● **TASK INSTRUCTIONS**: Leaving out all images, write out the records that follow exactly.
━━━━━━━━
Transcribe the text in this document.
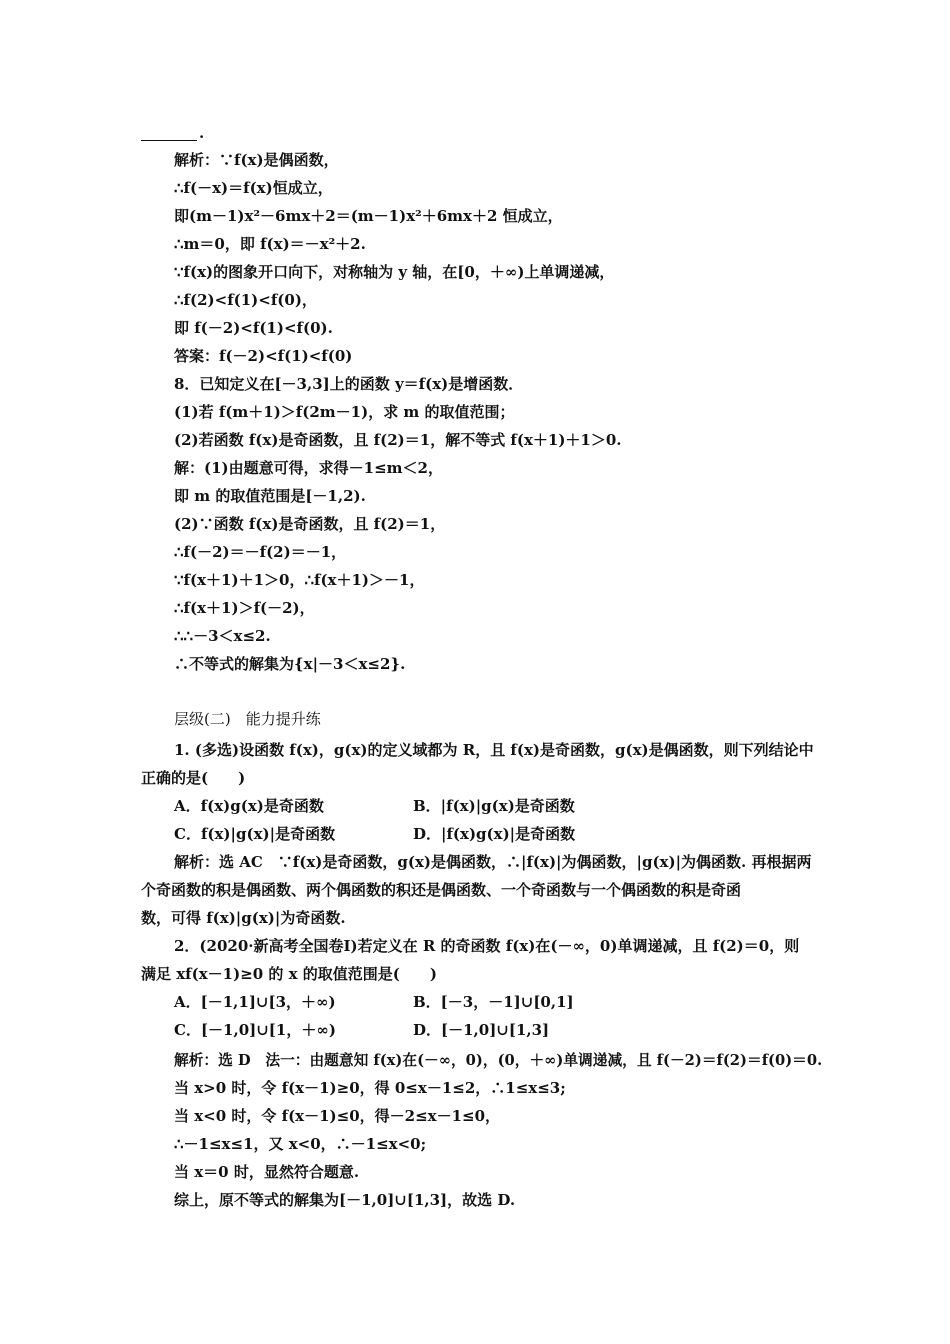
.
解析：∵f(x)是偶函数，
∴f(－x)＝f(x)恒成立，
即(m－1)x²－6mx＋2＝(m－1)x²＋6mx＋2 恒成立，
∴m＝0，即 f(x)＝－x²＋2.
∵f(x)的图象开口向下，对称轴为 y 轴，在[0，＋∞)上单调递减，
∴f(2)<f(1)<f(0)，
即 f(－2)<f(1)<f(0).
答案：f(－2)<f(1)<f(0)
8．已知定义在[－3,3]上的函数 y＝f(x)是增函数．
(1)若 f(m＋1)＞f(2m－1)，求 m 的取值范围；
(2)若函数 f(x)是奇函数，且 f(2)＝1，解不等式 f(x＋1)＋1＞0.
解：(1)由题意可得，求得－1≤m＜2，
即 m 的取值范围是[－1,2).
(2)∵函数 f(x)是奇函数，且 f(2)＝1，
∴f(－2)＝－f(2)＝－1，
∵f(x＋1)＋1＞0，∴f(x＋1)＞－1，
∴f(x＋1)＞f(－2)，
∴∴－3＜x≤2.
∴不等式的解集为{x|－3＜x≤2}.
层级(二)　能力提升练
1. (多选)设函数 f(x)，g(x)的定义域都为 R，且 f(x)是奇函数，g(x)是偶函数，则下列结论中
正确的是(　　)
A．f(x)g(x)是奇函数	B．|f(x)|g(x)是奇函数
C．f(x)|g(x)|是奇函数	D．|f(x)g(x)|是奇函数
解析：选 AC　∵f(x)是奇函数，g(x)是偶函数，∴|f(x)|为偶函数，|g(x)|为偶函数. 再根据两
个奇函数的积是偶函数、两个偶函数的积还是偶函数、一个奇函数与一个偶函数的积是奇函
数，可得 f(x)|g(x)|为奇函数.
2．(2020·新高考全国卷Ⅰ)若定义在 R 的奇函数 f(x)在(－∞，0)单调递减，且 f(2)＝0，则
满足 xf(x－1)≥0 的 x 的取值范围是(　　)
A．[－1,1]∪[3，＋∞)	B．[－3，－1]∪[0,1]
C．[－1,0]∪[1，＋∞)	D．[－1,0]∪[1,3]
解析：选 D　法一：由题意知 f(x)在(－∞，0)，(0，＋∞)单调递减，且 f(－2)＝f(2)＝f(0)＝0.
当 x>0 时，令 f(x－1)≥0，得 0≤x－1≤2，∴1≤x≤3;
当 x<0 时，令 f(x－1)≤0，得－2≤x－1≤0，
∴－1≤x≤1，又 x<0，∴－1≤x<0;
当 x＝0 时，显然符合题意.
综上，原不等式的解集为[－1,0]∪[1,3]，故选 D.
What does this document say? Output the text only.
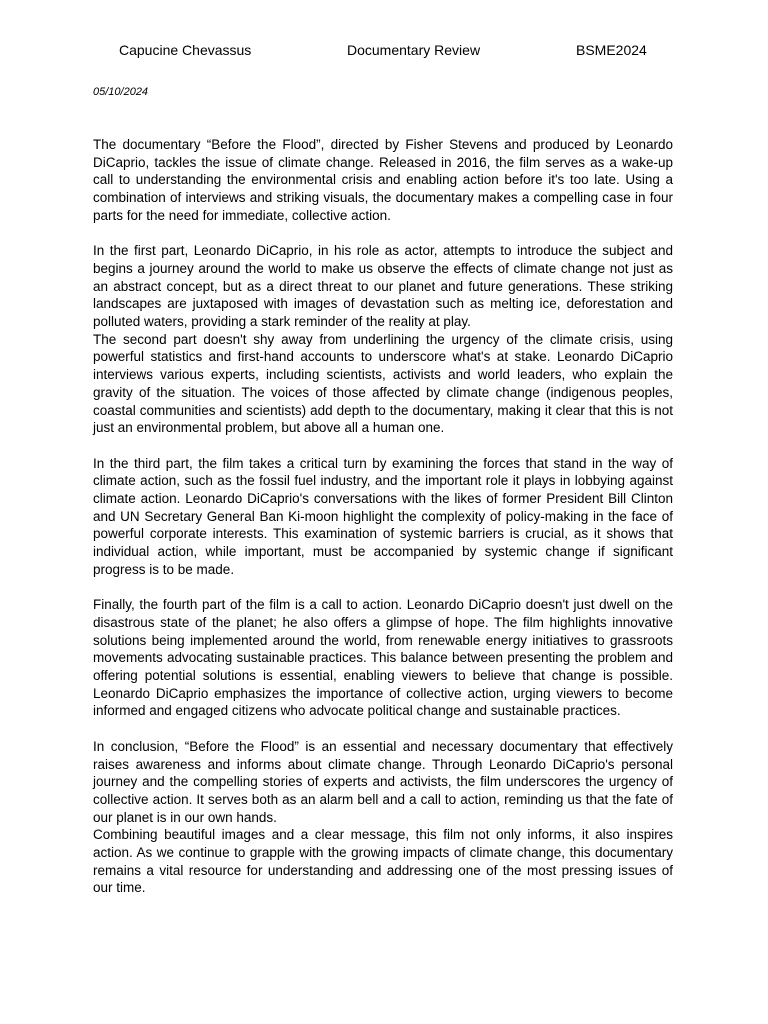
Capucine Chevassus	Documentary Review	BSME2024
05/10/2024

The documentary “Before the Flood”, directed by Fisher Stevens and produced by Leonardo DiCaprio, tackles the issue of climate change. Released in 2016, the film serves as a wake-up call to understanding the environmental crisis and enabling action before it's too late. Using a combination of interviews and striking visuals, the documentary makes a compelling case in four parts for the need for immediate, collective action.

In the first part, Leonardo DiCaprio, in his role as actor, attempts to introduce the subject and begins a journey around the world to make us observe the effects of climate change not just as an abstract concept, but as a direct threat to our planet and future generations. These striking landscapes are juxtaposed with images of devastation such as melting ice, deforestation and polluted waters, providing a stark reminder of the reality at play.

The second part doesn't shy away from underlining the urgency of the climate crisis, using powerful statistics and first-hand accounts to underscore what's at stake. Leonardo DiCaprio interviews various experts, including scientists, activists and world leaders, who explain the gravity of the situation. The voices of those affected by climate change (indigenous peoples, coastal communities and scientists) add depth to the documentary, making it clear that this is not just an environmental problem, but above all a human one.

In the third part, the film takes a critical turn by examining the forces that stand in the way of climate action, such as the fossil fuel industry, and the important role it plays in lobbying against climate action. Leonardo DiCaprio's conversations with the likes of former President Bill Clinton and UN Secretary General Ban Ki-moon highlight the complexity of policy-making in the face of powerful corporate interests. This examination of systemic barriers is crucial, as it shows that individual action, while important, must be accompanied by systemic change if significant progress is to be made.

Finally, the fourth part of the film is a call to action. Leonardo DiCaprio doesn't just dwell on the disastrous state of the planet; he also offers a glimpse of hope. The film highlights innovative solutions being implemented around the world, from renewable energy initiatives to grassroots movements advocating sustainable practices. This balance between presenting the problem and offering potential solutions is essential, enabling viewers to believe that change is possible. Leonardo DiCaprio emphasizes the importance of collective action, urging viewers to become informed and engaged citizens who advocate political change and sustainable practices.

In conclusion, “Before the Flood” is an essential and necessary documentary that effectively raises awareness and informs about climate change. Through Leonardo DiCaprio's personal journey and the compelling stories of experts and activists, the film underscores the urgency of collective action. It serves both as an alarm bell and a call to action, reminding us that the fate of our planet is in our own hands.

Combining beautiful images and a clear message, this film not only informs, it also inspires action. As we continue to grapple with the growing impacts of climate change, this documentary remains a vital resource for understanding and addressing one of the most pressing issues of our time.
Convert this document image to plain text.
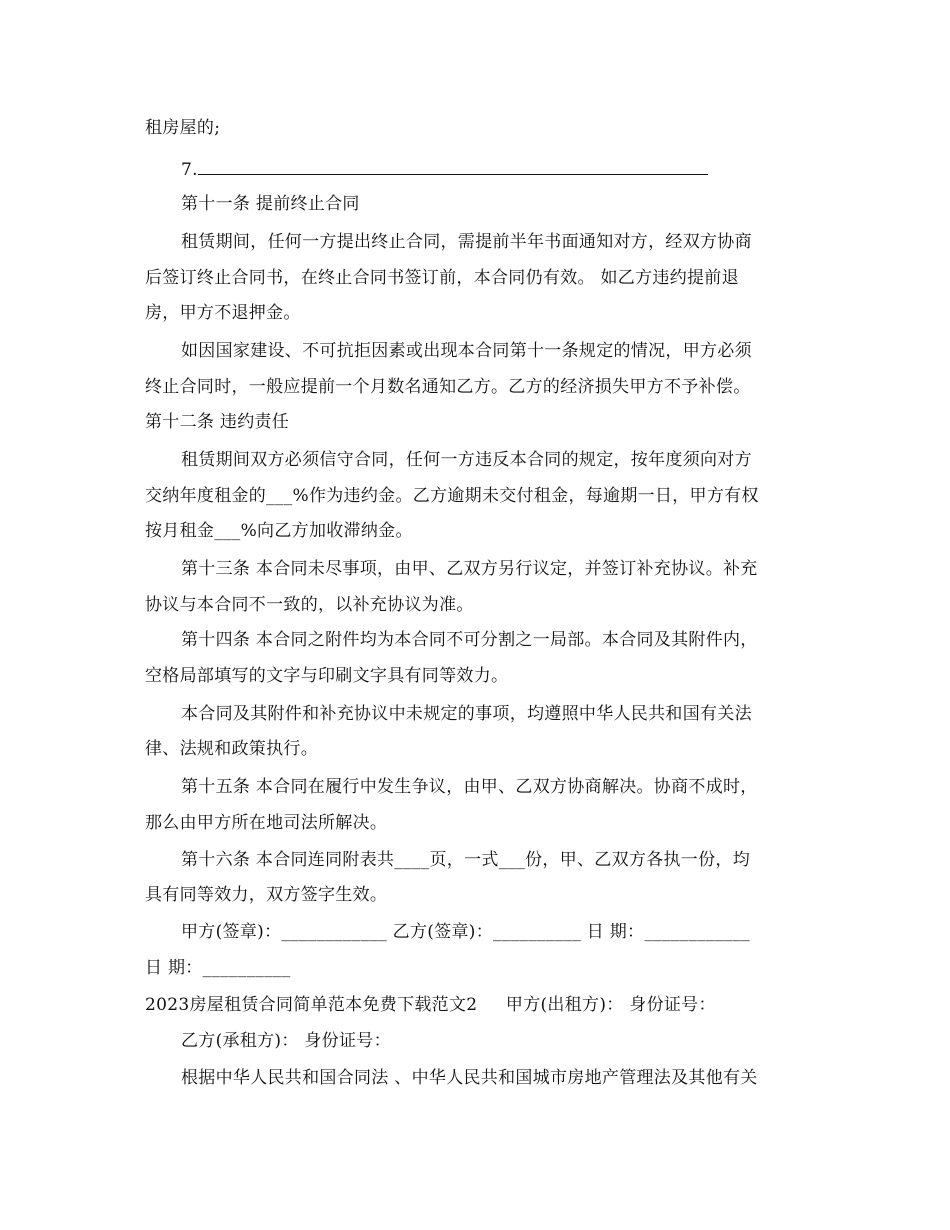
租房屋的;
7.
第十一条 提前终止合同
租赁期间，任何一方提出终止合同，需提前半年书面通知对方，经双方协商
后签订终止合同书，在终止合同书签订前，本合同仍有效。 如乙方违约提前退
房，甲方不退押金。
如因国家建设、不可抗拒因素或出现本合同第十一条规定的情况，甲方必须
终止合同时，一般应提前一个月数名通知乙方。乙方的经济损失甲方不予补偿。
第十二条 违约责任
租赁期间双方必须信守合同，任何一方违反本合同的规定，按年度须向对方
交纳年度租金的___%作为违约金。乙方逾期未交付租金，每逾期一日，甲方有权
按月租金___%向乙方加收滞纳金。
第十三条 本合同未尽事项，由甲、乙双方另行议定，并签订补充协议。补充
协议与本合同不一致的，以补充协议为准。
第十四条 本合同之附件均为本合同不可分割之一局部。本合同及其附件内，
空格局部填写的文字与印刷文字具有同等效力。
本合同及其附件和补充协议中未规定的事项，均遵照中华人民共和国有关法
律、法规和政策执行。
第十五条 本合同在履行中发生争议，由甲、乙双方协商解决。协商不成时，
那么由甲方所在地司法所解决。
第十六条 本合同连同附表共____页，一式___份，甲、乙双方各执一份，均
具有同等效力，双方签字生效。
甲方(签章)：____________ 乙方(签章)：__________ 日 期：____________
日 期：__________
2023房屋租赁合同简单范本免费下载范文2     甲方(出租方)： 身份证号：
乙方(承租方)： 身份证号：
根据中华人民共和国合同法 、中华人民共和国城市房地产管理法及其他有关
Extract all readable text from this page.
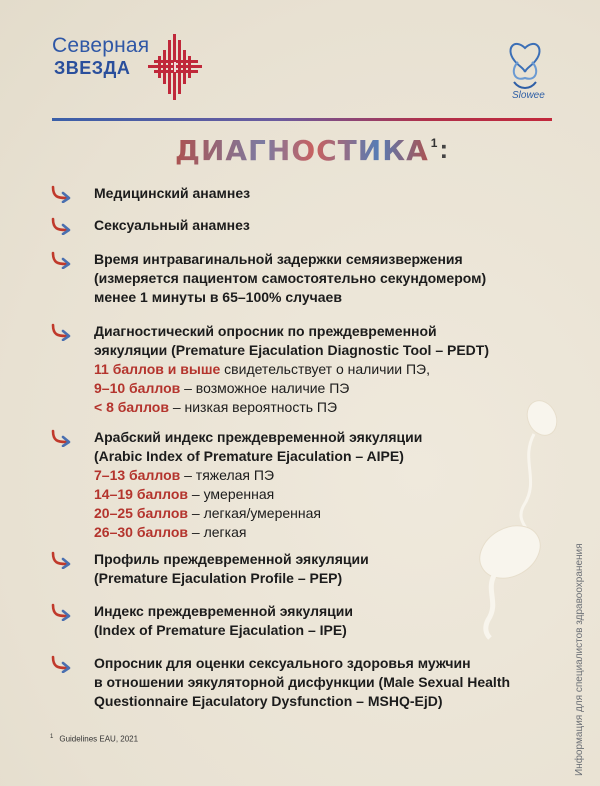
Северная
ЗВЕЗДА
Slowee
ДИАГНОСТИКА 1 :
Медицинский анамнез
Сексуальный анамнез
Время интравагинальной задержки семяизвержения
(измеряется пациентом самостоятельно секундомером)
менее 1 минуты в 65–100% случаев
Диагностический опросник по преждевременной
эякуляции (Premature Ejaculation Diagnostic Tool – PEDT)
11 баллов и выше свидетельствует о наличии ПЭ,
9–10 баллов – возможное наличие ПЭ
< 8 баллов – низкая вероятность ПЭ
Арабский индекс преждевременной эякуляции
(Arabic Index of Premature Ejaculation – AIPE)
7–13 баллов – тяжелая ПЭ
14–19 баллов – умеренная
20–25 баллов – легкая/умеренная
26–30 баллов – легкая
Профиль преждевременной эякуляции
(Premature Ejaculation Profile – PEP)
Индекс преждевременной эякуляции
(Index of Premature Ejaculation – IPE)
Опросник для оценки сексуального здоровья мужчин
в отношении эякуляторной дисфункции (Male Sexual Health
Questionnaire Ejaculatory Dysfunction – MSHQ-EjD)
$^1$ Guidelines EAU, 2021	Информация для специалистов здравоохранения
━━━━━━━━
● **SOLVED EXERCISE**:
Transcribe the text in this document.
.
解析：∵f(x)是偶函数，
∴f(－x)＝f(x)恒成立，
即(m－1)x²－6mx＋2＝(m－1)x²＋6mx＋2 恒成立，
∴m＝0，即 f(x)＝－x²＋2.
∵f(x)的图象开口向下，对称轴为 y 轴，在[0，＋∞)上单调递减，
∴f(2)<f(1)<f(0)，
即 f(－2)<f(1)<f(0).
答案：f(－2)<f(1)<f(0)
8．已知定义在[－3,3]上的函数 y＝f(x)是增函数．
(1)若 f(m＋1)＞f(2m－1)，求 m 的取值范围；
(2)若函数 f(x)是奇函数，且 f(2)＝1，解不等式 f(x＋1)＋1＞0.
解：(1)由题意可得，求得－1≤m＜2，
即 m 的取值范围是[－1,2).
(2)∵函数 f(x)是奇函数，且 f(2)＝1，
∴f(－2)＝－f(2)＝－1，
∵f(x＋1)＋1＞0，∴f(x＋1)＞－1，
∴f(x＋1)＞f(－2)，
∴∴－3＜x≤2.
∴不等式的解集为{x|－3＜x≤2}.
层级(二)　能力提升练
1. (多选)设函数 f(x)，g(x)的定义域都为 R，且 f(x)是奇函数，g(x)是偶函数，则下列结论中
正确的是(　　)
A．f(x)g(x)是奇函数	B．|f(x)|g(x)是奇函数
C．f(x)|g(x)|是奇函数	D．|f(x)g(x)|是奇函数
解析：选 AC　∵f(x)是奇函数，g(x)是偶函数，∴|f(x)|为偶函数，|g(x)|为偶函数. 再根据两
个奇函数的积是偶函数、两个偶函数的积还是偶函数、一个奇函数与一个偶函数的积是奇函
数，可得 f(x)|g(x)|为奇函数.
2．(2020·新高考全国卷Ⅰ)若定义在 R 的奇函数 f(x)在(－∞，0)单调递减，且 f(2)＝0，则
满足 xf(x－1)≥0 的 x 的取值范围是(　　)
A．[－1,1]∪[3，＋∞)	B．[－3，－1]∪[0,1]
C．[－1,0]∪[1，＋∞)	D．[－1,0]∪[1,3]
解析：选 D　法一：由题意知 f(x)在(－∞，0)，(0，＋∞)单调递减，且 f(－2)＝f(2)＝f(0)＝0.
当 x>0 时，令 f(x－1)≥0，得 0≤x－1≤2，∴1≤x≤3;
当 x<0 时，令 f(x－1)≤0，得－2≤x－1≤0，
∴－1≤x≤1，又 x<0，∴－1≤x<0;
当 x＝0 时，显然符合题意.
综上，原不等式的解集为[－1,0]∪[1,3]，故选 D.
What does this document say? Output the text only.
Capucine Chevassus	Documentary Review	BSME2024
05/10/2024

The documentary “Before the Flood”, directed by Fisher Stevens and produced by Leonardo DiCaprio, tackles the issue of climate change. Released in 2016, the film serves as a wake-up call to understanding the environmental crisis and enabling action before it's too late. Using a combination of interviews and striking visuals, the documentary makes a compelling case in four parts for the need for immediate, collective action.

In the first part, Leonardo DiCaprio, in his role as actor, attempts to introduce the subject and begins a journey around the world to make us observe the effects of climate change not just as an abstract concept, but as a direct threat to our planet and future generations. These striking landscapes are juxtaposed with images of devastation such as melting ice, deforestation and polluted waters, providing a stark reminder of the reality at play.

The second part doesn't shy away from underlining the urgency of the climate crisis, using powerful statistics and first-hand accounts to underscore what's at stake. Leonardo DiCaprio interviews various experts, including scientists, activists and world leaders, who explain the gravity of the situation. The voices of those affected by climate change (indigenous peoples, coastal communities and scientists) add depth to the documentary, making it clear that this is not just an environmental problem, but above all a human one.

In the third part, the film takes a critical turn by examining the forces that stand in the way of climate action, such as the fossil fuel industry, and the important role it plays in lobbying against climate action. Leonardo DiCaprio's conversations with the likes of former President Bill Clinton and UN Secretary General Ban Ki-moon highlight the complexity of policy-making in the face of powerful corporate interests. This examination of systemic barriers is crucial, as it shows that individual action, while important, must be accompanied by systemic change if significant progress is to be made.

Finally, the fourth part of the film is a call to action. Leonardo DiCaprio doesn't just dwell on the disastrous state of the planet; he also offers a glimpse of hope. The film highlights innovative solutions being implemented around the world, from renewable energy initiatives to grassroots movements advocating sustainable practices. This balance between presenting the problem and offering potential solutions is essential, enabling viewers to believe that change is possible. Leonardo DiCaprio emphasizes the importance of collective action, urging viewers to become informed and engaged citizens who advocate political change and sustainable practices.

In conclusion, “Before the Flood” is an essential and necessary documentary that effectively raises awareness and informs about climate change. Through Leonardo DiCaprio's personal journey and the compelling stories of experts and activists, the film underscores the urgency of collective action. It serves both as an alarm bell and a call to action, reminding us that the fate of our planet is in our own hands.

Combining beautiful images and a clear message, this film not only informs, it also inspires action. As we continue to grapple with the growing impacts of climate change, this documentary remains a vital resource for understanding and addressing one of the most pressing issues of our time.
Convert this document image to plain text.
租房屋的;
7.
第十一条 提前终止合同
租赁期间，任何一方提出终止合同，需提前半年书面通知对方，经双方协商
后签订终止合同书，在终止合同书签订前，本合同仍有效。 如乙方违约提前退
房，甲方不退押金。
如因国家建设、不可抗拒因素或出现本合同第十一条规定的情况，甲方必须
终止合同时，一般应提前一个月数名通知乙方。乙方的经济损失甲方不予补偿。
第十二条 违约责任
租赁期间双方必须信守合同，任何一方违反本合同的规定，按年度须向对方
交纳年度租金的___%作为违约金。乙方逾期未交付租金，每逾期一日，甲方有权
按月租金___%向乙方加收滞纳金。
第十三条 本合同未尽事项，由甲、乙双方另行议定，并签订补充协议。补充
协议与本合同不一致的，以补充协议为准。
第十四条 本合同之附件均为本合同不可分割之一局部。本合同及其附件内，
空格局部填写的文字与印刷文字具有同等效力。
本合同及其附件和补充协议中未规定的事项，均遵照中华人民共和国有关法
律、法规和政策执行。
第十五条 本合同在履行中发生争议，由甲、乙双方协商解决。协商不成时，
那么由甲方所在地司法所解决。
第十六条 本合同连同附表共____页，一式___份，甲、乙双方各执一份，均
具有同等效力，双方签字生效。
甲方(签章)：____________ 乙方(签章)：__________ 日 期：____________
日 期：__________
2023房屋租赁合同简单范本免费下载范文2     甲方(出租方)： 身份证号：
乙方(承租方)： 身份证号：
根据中华人民共和国合同法 、中华人民共和国城市房地产管理法及其他有关
Extract all readable text from this page.
Северная
ЗВЕЗДА
Slowee
ДИАГНОСТИКА 1 :
Медицинский анамнез
Сексуальный анамнез
Время интравагинальной задержки семяизвержения
(измеряется пациентом самостоятельно секундомером)
менее 1 минуты в 65–100% случаев
Диагностический опросник по преждевременной
эякуляции (Premature Ejaculation Diagnostic Tool – PEDT)
11 баллов и выше свидетельствует о наличии ПЭ,
9–10 баллов – возможное наличие ПЭ
< 8 баллов – низкая вероятность ПЭ
Арабский индекс преждевременной эякуляции
(Arabic Index of Premature Ejaculation – AIPE)
7–13 баллов – тяжелая ПЭ
14–19 баллов – умеренная
20–25 баллов – легкая/умеренная
26–30 баллов – легкая
Профиль преждевременной эякуляции
(Premature Ejaculation Profile – PEP)
Индекс преждевременной эякуляции
(Index of Premature Ejaculation – IPE)
Опросник для оценки сексуального здоровья мужчин
в отношении эякуляторной дисфункции (Male Sexual Health
Questionnaire Ejaculatory Dysfunction – MSHQ-EjD)
$^1$ Guidelines EAU, 2021	Информация для специалистов здравоохранения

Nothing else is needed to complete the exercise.